Locate the line that contains "What text is on this page?", then copy it and all later lines of the data below exactly, through the last one.

Dataset items
-- Start --

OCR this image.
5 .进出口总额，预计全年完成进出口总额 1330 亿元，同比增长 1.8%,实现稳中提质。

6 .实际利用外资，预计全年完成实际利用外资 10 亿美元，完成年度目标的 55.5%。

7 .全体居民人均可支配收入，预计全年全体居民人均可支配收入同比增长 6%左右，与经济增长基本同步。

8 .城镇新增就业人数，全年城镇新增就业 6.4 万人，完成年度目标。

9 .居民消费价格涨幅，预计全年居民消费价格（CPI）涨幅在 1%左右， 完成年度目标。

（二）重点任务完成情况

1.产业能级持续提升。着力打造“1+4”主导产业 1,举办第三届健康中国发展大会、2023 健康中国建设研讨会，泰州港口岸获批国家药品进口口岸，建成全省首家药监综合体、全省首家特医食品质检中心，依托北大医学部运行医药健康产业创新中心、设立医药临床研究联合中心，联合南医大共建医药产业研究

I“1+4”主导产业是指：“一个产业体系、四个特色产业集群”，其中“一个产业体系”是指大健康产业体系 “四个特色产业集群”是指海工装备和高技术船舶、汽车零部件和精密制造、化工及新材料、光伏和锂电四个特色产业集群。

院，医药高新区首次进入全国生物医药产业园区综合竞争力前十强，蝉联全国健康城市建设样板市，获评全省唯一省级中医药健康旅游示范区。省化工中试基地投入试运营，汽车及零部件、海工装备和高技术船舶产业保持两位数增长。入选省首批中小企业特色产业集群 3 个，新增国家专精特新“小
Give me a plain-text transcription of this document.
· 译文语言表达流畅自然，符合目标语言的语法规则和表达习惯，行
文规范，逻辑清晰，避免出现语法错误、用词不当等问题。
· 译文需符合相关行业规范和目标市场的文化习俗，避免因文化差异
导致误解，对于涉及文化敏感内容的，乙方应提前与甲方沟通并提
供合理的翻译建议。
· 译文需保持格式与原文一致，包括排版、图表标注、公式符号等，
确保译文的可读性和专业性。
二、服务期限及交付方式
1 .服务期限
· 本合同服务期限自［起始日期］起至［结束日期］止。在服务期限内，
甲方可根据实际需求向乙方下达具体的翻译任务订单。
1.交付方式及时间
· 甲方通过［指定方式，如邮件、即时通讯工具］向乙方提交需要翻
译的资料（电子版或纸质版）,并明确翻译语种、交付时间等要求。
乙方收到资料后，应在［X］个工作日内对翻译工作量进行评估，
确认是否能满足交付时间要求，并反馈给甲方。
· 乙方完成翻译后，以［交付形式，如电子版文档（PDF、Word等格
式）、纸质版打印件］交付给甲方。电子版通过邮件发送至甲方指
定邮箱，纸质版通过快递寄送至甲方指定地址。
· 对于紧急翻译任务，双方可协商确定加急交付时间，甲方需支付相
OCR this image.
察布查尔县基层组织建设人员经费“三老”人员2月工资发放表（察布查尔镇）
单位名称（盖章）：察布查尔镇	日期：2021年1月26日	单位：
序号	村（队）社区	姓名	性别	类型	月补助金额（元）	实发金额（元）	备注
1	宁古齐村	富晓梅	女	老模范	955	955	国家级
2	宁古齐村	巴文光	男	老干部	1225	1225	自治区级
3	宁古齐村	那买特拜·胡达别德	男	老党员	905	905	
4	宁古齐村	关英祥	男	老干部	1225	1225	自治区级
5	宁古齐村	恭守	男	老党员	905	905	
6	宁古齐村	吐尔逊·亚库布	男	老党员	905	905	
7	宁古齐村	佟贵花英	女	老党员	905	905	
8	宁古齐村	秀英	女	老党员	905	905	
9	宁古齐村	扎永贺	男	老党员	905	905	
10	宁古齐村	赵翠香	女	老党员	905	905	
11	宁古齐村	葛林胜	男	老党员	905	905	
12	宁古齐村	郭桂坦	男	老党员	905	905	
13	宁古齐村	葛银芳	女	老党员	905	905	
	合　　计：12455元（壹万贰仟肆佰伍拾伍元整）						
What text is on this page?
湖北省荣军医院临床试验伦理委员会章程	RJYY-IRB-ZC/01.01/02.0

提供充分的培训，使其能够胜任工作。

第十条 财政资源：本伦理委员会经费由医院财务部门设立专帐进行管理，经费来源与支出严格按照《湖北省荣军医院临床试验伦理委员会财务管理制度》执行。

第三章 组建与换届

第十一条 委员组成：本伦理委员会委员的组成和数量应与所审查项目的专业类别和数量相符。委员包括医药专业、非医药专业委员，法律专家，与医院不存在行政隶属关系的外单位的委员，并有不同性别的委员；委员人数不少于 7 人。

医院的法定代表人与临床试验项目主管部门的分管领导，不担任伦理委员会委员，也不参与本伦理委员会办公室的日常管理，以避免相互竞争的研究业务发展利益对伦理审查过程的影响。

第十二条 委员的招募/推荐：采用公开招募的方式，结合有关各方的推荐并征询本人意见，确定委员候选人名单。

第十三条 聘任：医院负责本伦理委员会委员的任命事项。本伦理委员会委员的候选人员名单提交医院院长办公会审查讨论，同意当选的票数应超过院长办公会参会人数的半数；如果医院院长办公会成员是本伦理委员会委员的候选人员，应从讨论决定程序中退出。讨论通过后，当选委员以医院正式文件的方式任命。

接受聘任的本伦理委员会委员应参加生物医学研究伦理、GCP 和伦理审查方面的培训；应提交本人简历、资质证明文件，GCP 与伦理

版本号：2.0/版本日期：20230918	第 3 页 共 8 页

-- End --

CORRECT RESULT
What text is on this page?
湖北省荣军医院临床试验伦理委员会章程	RJYY-IRB-ZC/01.01/02.0

提供充分的培训，使其能够胜任工作。

第十条 财政资源：本伦理委员会经费由医院财务部门设立专帐进行管理，经费来源与支出严格按照《湖北省荣军医院临床试验伦理委员会财务管理制度》执行。

第三章 组建与换届

第十一条 委员组成：本伦理委员会委员的组成和数量应与所审查项目的专业类别和数量相符。委员包括医药专业、非医药专业委员，法律专家，与医院不存在行政隶属关系的外单位的委员，并有不同性别的委员；委员人数不少于 7 人。

医院的法定代表人与临床试验项目主管部门的分管领导，不担任伦理委员会委员，也不参与本伦理委员会办公室的日常管理，以避免相互竞争的研究业务发展利益对伦理审查过程的影响。

第十二条 委员的招募/推荐：采用公开招募的方式，结合有关各方的推荐并征询本人意见，确定委员候选人名单。

第十三条 聘任：医院负责本伦理委员会委员的任命事项。本伦理委员会委员的候选人员名单提交医院院长办公会审查讨论，同意当选的票数应超过院长办公会参会人数的半数；如果医院院长办公会成员是本伦理委员会委员的候选人员，应从讨论决定程序中退出。讨论通过后，当选委员以医院正式文件的方式任命。

接受聘任的本伦理委员会委员应参加生物医学研究伦理、GCP 和伦理审查方面的培训；应提交本人简历、资质证明文件，GCP 与伦理

版本号：2.0/版本日期：20230918	第 3 页 共 8 页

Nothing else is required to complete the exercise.